• **SET EXERCISE**
Here are some records. Copy each one exactly.

-- BEGIN INFORMATION PROVIDED --

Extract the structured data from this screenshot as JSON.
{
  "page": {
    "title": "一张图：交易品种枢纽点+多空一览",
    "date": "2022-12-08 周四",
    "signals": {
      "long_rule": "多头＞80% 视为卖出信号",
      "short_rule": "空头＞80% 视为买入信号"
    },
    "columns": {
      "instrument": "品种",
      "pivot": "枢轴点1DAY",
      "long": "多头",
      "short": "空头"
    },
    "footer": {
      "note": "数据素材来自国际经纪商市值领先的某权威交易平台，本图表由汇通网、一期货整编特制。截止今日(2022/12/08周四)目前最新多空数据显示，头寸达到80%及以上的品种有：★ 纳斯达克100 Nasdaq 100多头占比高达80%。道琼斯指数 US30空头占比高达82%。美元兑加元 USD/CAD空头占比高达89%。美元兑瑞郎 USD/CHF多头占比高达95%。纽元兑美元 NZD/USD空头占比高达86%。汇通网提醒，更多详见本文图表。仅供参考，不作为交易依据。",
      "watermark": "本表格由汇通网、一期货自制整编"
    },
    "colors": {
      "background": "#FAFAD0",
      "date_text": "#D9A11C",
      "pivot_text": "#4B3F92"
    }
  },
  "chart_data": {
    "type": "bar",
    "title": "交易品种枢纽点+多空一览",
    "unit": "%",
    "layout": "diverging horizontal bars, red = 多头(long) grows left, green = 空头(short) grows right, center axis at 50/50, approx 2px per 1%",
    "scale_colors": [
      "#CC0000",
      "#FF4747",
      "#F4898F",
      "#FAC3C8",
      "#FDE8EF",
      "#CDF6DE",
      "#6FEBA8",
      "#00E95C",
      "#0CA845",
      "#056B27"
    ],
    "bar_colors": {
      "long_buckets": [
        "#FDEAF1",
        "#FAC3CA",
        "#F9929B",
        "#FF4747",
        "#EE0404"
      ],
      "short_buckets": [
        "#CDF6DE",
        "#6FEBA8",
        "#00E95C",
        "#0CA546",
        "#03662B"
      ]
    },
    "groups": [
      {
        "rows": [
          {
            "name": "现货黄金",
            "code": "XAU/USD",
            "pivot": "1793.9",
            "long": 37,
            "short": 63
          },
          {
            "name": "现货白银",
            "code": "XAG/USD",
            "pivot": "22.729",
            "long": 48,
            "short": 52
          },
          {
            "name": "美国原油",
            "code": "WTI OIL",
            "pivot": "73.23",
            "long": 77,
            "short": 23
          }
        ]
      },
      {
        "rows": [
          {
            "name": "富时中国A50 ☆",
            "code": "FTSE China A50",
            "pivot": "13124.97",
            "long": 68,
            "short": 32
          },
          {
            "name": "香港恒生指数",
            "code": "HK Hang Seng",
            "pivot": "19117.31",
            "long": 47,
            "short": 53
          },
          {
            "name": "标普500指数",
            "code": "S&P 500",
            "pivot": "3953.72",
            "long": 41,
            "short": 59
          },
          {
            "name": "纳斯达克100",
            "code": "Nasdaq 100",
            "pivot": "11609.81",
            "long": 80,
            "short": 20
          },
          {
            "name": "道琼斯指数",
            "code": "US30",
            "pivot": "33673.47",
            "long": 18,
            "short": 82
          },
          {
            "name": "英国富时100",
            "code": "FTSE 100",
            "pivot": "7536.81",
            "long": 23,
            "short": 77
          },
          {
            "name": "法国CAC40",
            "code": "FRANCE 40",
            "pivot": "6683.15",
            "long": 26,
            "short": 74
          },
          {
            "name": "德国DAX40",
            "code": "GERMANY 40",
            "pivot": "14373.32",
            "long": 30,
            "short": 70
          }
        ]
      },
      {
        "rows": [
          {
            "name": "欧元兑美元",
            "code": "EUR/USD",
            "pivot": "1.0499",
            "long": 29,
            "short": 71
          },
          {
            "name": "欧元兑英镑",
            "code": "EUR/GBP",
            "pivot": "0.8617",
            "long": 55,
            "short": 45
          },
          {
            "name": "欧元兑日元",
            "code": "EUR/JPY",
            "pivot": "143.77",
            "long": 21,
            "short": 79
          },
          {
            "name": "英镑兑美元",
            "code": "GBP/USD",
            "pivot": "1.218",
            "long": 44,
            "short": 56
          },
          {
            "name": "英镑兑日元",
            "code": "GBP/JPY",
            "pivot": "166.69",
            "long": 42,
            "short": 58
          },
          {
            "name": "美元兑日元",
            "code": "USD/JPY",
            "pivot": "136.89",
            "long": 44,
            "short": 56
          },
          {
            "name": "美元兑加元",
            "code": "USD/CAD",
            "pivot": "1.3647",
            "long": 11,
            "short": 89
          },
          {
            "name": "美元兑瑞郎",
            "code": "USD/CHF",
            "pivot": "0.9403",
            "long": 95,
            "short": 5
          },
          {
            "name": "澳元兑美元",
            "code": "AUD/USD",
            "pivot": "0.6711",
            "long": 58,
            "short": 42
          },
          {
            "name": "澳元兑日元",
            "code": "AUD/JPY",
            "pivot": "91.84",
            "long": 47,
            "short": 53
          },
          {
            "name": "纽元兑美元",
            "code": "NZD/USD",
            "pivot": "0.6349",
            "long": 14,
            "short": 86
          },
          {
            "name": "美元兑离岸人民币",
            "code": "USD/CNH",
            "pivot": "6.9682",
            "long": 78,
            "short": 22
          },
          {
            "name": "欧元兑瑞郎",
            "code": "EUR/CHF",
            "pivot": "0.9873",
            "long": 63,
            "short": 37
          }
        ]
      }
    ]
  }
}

-- END INFORMATION PROVIDED --

• **COMPLETE ANSWER**
Extract the structured data from this screenshot as JSON.
{
  "page": {
    "title": "一张图：交易品种枢纽点+多空一览",
    "date": "2022-12-08 周四",
    "signals": {
      "long_rule": "多头＞80% 视为卖出信号",
      "short_rule": "空头＞80% 视为买入信号"
    },
    "columns": {
      "instrument": "品种",
      "pivot": "枢轴点1DAY",
      "long": "多头",
      "short": "空头"
    },
    "footer": {
      "note": "数据素材来自国际经纪商市值领先的某权威交易平台，本图表由汇通网、一期货整编特制。截止今日(2022/12/08周四)目前最新多空数据显示，头寸达到80%及以上的品种有：★ 纳斯达克100 Nasdaq 100多头占比高达80%。道琼斯指数 US30空头占比高达82%。美元兑加元 USD/CAD空头占比高达89%。美元兑瑞郎 USD/CHF多头占比高达95%。纽元兑美元 NZD/USD空头占比高达86%。汇通网提醒，更多详见本文图表。仅供参考，不作为交易依据。",
      "watermark": "本表格由汇通网、一期货自制整编"
    },
    "colors": {
      "background": "#FAFAD0",
      "date_text": "#D9A11C",
      "pivot_text": "#4B3F92"
    }
  },
  "chart_data": {
    "type": "bar",
    "title": "交易品种枢纽点+多空一览",
    "unit": "%",
    "layout": "diverging horizontal bars, red = 多头(long) grows left, green = 空头(short) grows right, center axis at 50/50, approx 2px per 1%",
    "scale_colors": [
      "#CC0000",
      "#FF4747",
      "#F4898F",
      "#FAC3C8",
      "#FDE8EF",
      "#CDF6DE",
      "#6FEBA8",
      "#00E95C",
      "#0CA845",
      "#056B27"
    ],
    "bar_colors": {
      "long_buckets": [
        "#FDEAF1",
        "#FAC3CA",
        "#F9929B",
        "#FF4747",
        "#EE0404"
      ],
      "short_buckets": [
        "#CDF6DE",
        "#6FEBA8",
        "#00E95C",
        "#0CA546",
        "#03662B"
      ]
    },
    "groups": [
      {
        "rows": [
          {
            "name": "现货黄金",
            "code": "XAU/USD",
            "pivot": "1793.9",
            "long": 37,
            "short": 63
          },
          {
            "name": "现货白银",
            "code": "XAG/USD",
            "pivot": "22.729",
            "long": 48,
            "short": 52
          },
          {
            "name": "美国原油",
            "code": "WTI OIL",
            "pivot": "73.23",
            "long": 77,
            "short": 23
          }
        ]
      },
      {
        "rows": [
          {
            "name": "富时中国A50 ☆",
            "code": "FTSE China A50",
            "pivot": "13124.97",
            "long": 68,
            "short": 32
          },
          {
            "name": "香港恒生指数",
            "code": "HK Hang Seng",
            "pivot": "19117.31",
            "long": 47,
            "short": 53
          },
          {
            "name": "标普500指数",
            "code": "S&P 500",
            "pivot": "3953.72",
            "long": 41,
            "short": 59
          },
          {
            "name": "纳斯达克100",
            "code": "Nasdaq 100",
            "pivot": "11609.81",
            "long": 80,
            "short": 20
          },
          {
            "name": "道琼斯指数",
            "code": "US30",
            "pivot": "33673.47",
            "long": 18,
            "short": 82
          },
          {
            "name": "英国富时100",
            "code": "FTSE 100",
            "pivot": "7536.81",
            "long": 23,
            "short": 77
          },
          {
            "name": "法国CAC40",
            "code": "FRANCE 40",
            "pivot": "6683.15",
            "long": 26,
            "short": 74
          },
          {
            "name": "德国DAX40",
            "code": "GERMANY 40",
            "pivot": "14373.32",
            "long": 30,
            "short": 70
          }
        ]
      },
      {
        "rows": [
          {
            "name": "欧元兑美元",
            "code": "EUR/USD",
            "pivot": "1.0499",
            "long": 29,
            "short": 71
          },
          {
            "name": "欧元兑英镑",
            "code": "EUR/GBP",
            "pivot": "0.8617",
            "long": 55,
            "short": 45
          },
          {
            "name": "欧元兑日元",
            "code": "EUR/JPY",
            "pivot": "143.77",
            "long": 21,
            "short": 79
          },
          {
            "name": "英镑兑美元",
            "code": "GBP/USD",
            "pivot": "1.218",
            "long": 44,
            "short": 56
          },
          {
            "name": "英镑兑日元",
            "code": "GBP/JPY",
            "pivot": "166.69",
            "long": 42,
            "short": 58
          },
          {
            "name": "美元兑日元",
            "code": "USD/JPY",
            "pivot": "136.89",
            "long": 44,
            "short": 56
          },
          {
            "name": "美元兑加元",
            "code": "USD/CAD",
            "pivot": "1.3647",
            "long": 11,
            "short": 89
          },
          {
            "name": "美元兑瑞郎",
            "code": "USD/CHF",
            "pivot": "0.9403",
            "long": 95,
            "short": 5
          },
          {
            "name": "澳元兑美元",
            "code": "AUD/USD",
            "pivot": "0.6711",
            "long": 58,
            "short": 42
          },
          {
            "name": "澳元兑日元",
            "code": "AUD/JPY",
            "pivot": "91.84",
            "long": 47,
            "short": 53
          },
          {
            "name": "纽元兑美元",
            "code": "NZD/USD",
            "pivot": "0.6349",
            "long": 14,
            "short": 86
          },
          {
            "name": "美元兑离岸人民币",
            "code": "USD/CNH",
            "pivot": "6.9682",
            "long": 78,
            "short": 22
          },
          {
            "name": "欧元兑瑞郎",
            "code": "EUR/CHF",
            "pivot": "0.9873",
            "long": 63,
            "short": 37
          }
        ]
      }
    ]
  }
}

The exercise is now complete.